Task instructions.
[1] In the entry on George Frost Kennan, why was he recalled from his post as ambassador to the USSR?
[2] Reproduce word for word the stretch from "Kennan, George Frost, 1904–2005, U.S." through "won that conflict." in the entry on George Frost Kennan.

Kennan, George Frost

Kennan, George Frost, 1904–2005, U.S. diplomat and historian, b. Milwaukee, Wis., grad. Princeton, 1925. A brilliant strategist and among the most influential and intellectual Americans in the 20th-century Foreign Service, he served from 1927 in various diplomatic posts in Europe, including Geneva, Hamburg, Riga, Berlin, Prague, Lisbon, and Moscow. Kennan was perhaps the first senior U.S. diplomat to recognize the dangers inherent in the Soviet system and its aims. From his post in Moscow he sent his “Long Telegram” (1946), which with his 1947 Foreign Policy article (published under the pseudonym X) was pivotal in the establishment of the U.S. cold war policy of Soviet “containment” (rather than military confrontation) that ultimately won that conflict.

In 1947 he became chairman of the policy-planning staff of the State Dept., and contributed to the development of the Marshall Plan. He also was influential in the development of what became the Central Intelligence Agency's clandestine service. Later (1949–50) he was one of the chief advisers to Secretary of State Dean Acheson, but increasingly he disagreed with those in the government who emphasized the military aspects of containment, believing that Soviet expansion should be contained more through political and economic means. Kennan was appointed ambassador to the USSR in 1952, but was recalled at the demand of the Soviet government because of comments he made on the isolation of diplomats in Moscow and on the campaign that Soviet propagandists were conducting against the United States.

Retiring from the diplomatic service in 1953, he joined the Institute for Advanced Study at Princeton, N.J., and from 1956 until 1974 was a professor at its school of historical studies. In the late 1950s he became an advocate of the withdrawal of U.S. forces from Western Europe and of Soviet forces from the satellite countries. From 1961 to 1963 he served as U.S. ambassador to Yugoslavia, and in the mid-1960s he opposed U.S. involvement in Vietnam, regarding the conflict there as peripheral to U.S. interests. In general, he opposed the militarization and aggressiveness that tended to characterize American foreign policy at the time, and during the 1970s and 80s he frequently expressed his fear of the dangers of nuclear weaponry. Kennan was also a pioneer in his concern for the ravaging of the environment and the perils of overpopulation. His more than 20 noteworthy books include American Diplomacy, 1900–1950 (1951), Soviet-American Relations, 1917–1920 (2 vol., 1956–58; Vol. I, Pulitzer Prize), Russia and the West under Lenin and Stalin (1961), Nuclear Delusion (1982), and At a Century's Ending (1996).

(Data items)
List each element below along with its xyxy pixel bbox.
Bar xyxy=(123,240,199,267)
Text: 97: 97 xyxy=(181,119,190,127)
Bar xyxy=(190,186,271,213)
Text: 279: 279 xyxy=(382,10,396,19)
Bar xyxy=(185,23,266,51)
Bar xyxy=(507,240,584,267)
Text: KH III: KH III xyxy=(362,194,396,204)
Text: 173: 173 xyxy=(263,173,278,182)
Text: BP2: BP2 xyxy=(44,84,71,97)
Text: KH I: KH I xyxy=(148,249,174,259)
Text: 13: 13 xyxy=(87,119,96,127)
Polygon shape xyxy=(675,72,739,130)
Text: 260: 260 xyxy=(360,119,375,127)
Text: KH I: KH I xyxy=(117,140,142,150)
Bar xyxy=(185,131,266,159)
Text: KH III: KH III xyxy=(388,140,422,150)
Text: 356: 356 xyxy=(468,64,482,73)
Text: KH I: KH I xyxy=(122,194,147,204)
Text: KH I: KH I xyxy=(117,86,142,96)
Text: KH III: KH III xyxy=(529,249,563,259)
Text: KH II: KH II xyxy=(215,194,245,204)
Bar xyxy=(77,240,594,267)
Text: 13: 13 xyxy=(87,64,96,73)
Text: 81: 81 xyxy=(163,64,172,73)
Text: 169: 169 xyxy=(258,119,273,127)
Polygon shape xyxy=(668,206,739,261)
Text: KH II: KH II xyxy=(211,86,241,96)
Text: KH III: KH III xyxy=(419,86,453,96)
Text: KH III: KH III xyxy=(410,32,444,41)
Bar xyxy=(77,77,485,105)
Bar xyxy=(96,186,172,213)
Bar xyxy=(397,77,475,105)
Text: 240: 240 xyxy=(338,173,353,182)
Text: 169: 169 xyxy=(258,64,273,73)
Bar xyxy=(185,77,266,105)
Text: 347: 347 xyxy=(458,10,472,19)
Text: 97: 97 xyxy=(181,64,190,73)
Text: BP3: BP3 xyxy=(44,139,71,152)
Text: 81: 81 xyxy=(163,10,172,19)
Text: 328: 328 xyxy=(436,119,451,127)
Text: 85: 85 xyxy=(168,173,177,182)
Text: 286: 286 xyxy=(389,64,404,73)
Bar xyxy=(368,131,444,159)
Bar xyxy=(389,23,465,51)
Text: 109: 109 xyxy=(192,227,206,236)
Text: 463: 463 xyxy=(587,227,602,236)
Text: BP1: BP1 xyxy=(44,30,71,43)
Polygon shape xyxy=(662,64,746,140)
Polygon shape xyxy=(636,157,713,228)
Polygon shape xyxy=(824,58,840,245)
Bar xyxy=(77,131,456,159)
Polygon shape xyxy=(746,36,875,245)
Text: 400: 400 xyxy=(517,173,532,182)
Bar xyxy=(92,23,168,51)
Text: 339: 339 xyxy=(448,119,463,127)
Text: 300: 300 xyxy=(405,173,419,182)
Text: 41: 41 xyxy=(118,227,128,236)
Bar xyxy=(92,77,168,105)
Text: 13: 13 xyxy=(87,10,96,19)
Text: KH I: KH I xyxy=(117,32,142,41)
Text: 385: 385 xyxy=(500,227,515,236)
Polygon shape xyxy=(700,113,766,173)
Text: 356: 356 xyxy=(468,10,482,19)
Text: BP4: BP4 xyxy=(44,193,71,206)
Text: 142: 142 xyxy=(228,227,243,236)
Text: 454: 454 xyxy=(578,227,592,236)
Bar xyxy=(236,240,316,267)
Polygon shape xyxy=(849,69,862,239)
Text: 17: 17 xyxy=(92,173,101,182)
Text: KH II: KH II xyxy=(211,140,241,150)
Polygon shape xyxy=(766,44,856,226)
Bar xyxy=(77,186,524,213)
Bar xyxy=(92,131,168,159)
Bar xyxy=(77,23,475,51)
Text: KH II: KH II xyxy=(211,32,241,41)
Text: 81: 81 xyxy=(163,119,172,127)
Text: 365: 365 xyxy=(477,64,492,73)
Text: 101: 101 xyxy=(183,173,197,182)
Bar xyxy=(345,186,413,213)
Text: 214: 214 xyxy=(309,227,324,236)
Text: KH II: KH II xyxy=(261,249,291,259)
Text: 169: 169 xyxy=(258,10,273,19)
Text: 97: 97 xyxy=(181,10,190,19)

Answers.
[1] The Soviet government demanded his recall because of comments he made on the isolation of diplomats in Moscow and on the campaign Soviet propagandists were conducting against the United States.

[2]
Kennan, George Frost, 1904–2005, U.S. diplomat and historian, b. Milwaukee, Wis., grad. Princeton, 1925. A brilliant strategist and among the most influential and intellectual Americans in the 20th-century Foreign Service, he served from 1927 in various diplomatic posts in Europe, including Geneva, Hamburg, Riga, Berlin, Prague, Lisbon, and Moscow. Kennan was perhaps the first senior U.S. diplomat to recognize the dangers inherent in the Soviet system and its aims. From his post in Moscow he sent his “Long Telegram” (1946), which with his 1947 Foreign Policy article (published under the pseudonym X) was pivotal in the establishment of the U.S. cold war policy of Soviet “containment” (rather than military confrontation) that ultimately won that conflict.